◆ **THE INPUT**:
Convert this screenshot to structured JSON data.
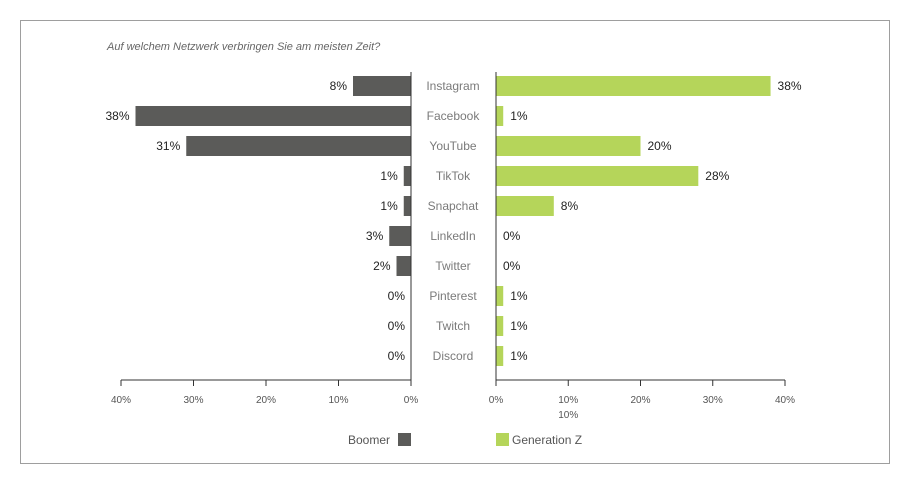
{
  "chart_data": {
    "type": "bar",
    "orientation": "horizontal",
    "layout": "butterfly",
    "title": "Auf welchem Netzwerk verbringen Sie am meisten Zeit?",
    "categories": [
      "Instagram",
      "Facebook",
      "YouTube",
      "TikTok",
      "Snapchat",
      "LinkedIn",
      "Twitter",
      "Pinterest",
      "Twitch",
      "Discord"
    ],
    "series": [
      {
        "name": "Boomer",
        "color": "#5b5b59",
        "side": "left",
        "values": [
          8,
          38,
          31,
          1,
          1,
          3,
          2,
          0,
          0,
          0
        ],
        "labels": [
          "8%",
          "38%",
          "31%",
          "1%",
          "1%",
          "3%",
          "2%",
          "0%",
          "0%",
          "0%"
        ]
      },
      {
        "name": "Generation Z",
        "color": "#b5d55a",
        "side": "right",
        "values": [
          38,
          1,
          20,
          28,
          8,
          0,
          0,
          1,
          1,
          1
        ],
        "labels": [
          "38%",
          "1%",
          "20%",
          "28%",
          "8%",
          "0%",
          "0%",
          "1%",
          "1%",
          "1%"
        ]
      }
    ],
    "xlim": [
      0,
      40
    ],
    "left_ticks": [
      "40%",
      "30%",
      "20%",
      "10%",
      "0%"
    ],
    "right_ticks": [
      "0%",
      "10%",
      "20%",
      "30%",
      "40%"
    ],
    "extra_tick_label": "10%",
    "legend_position": "bottom"
  }
}
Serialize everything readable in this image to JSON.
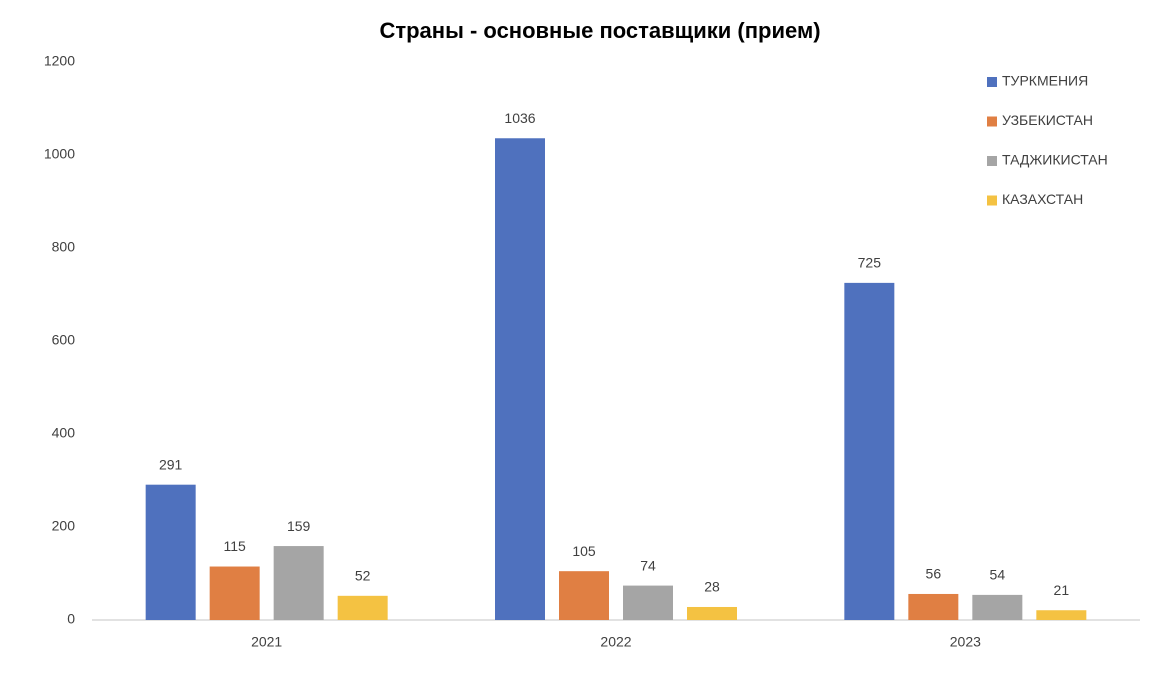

◆ **SET PROBLEM**:
Go through the entries above and count the lines containing the word "this"; give only that count.

◆ **THE OUTPUT**:
2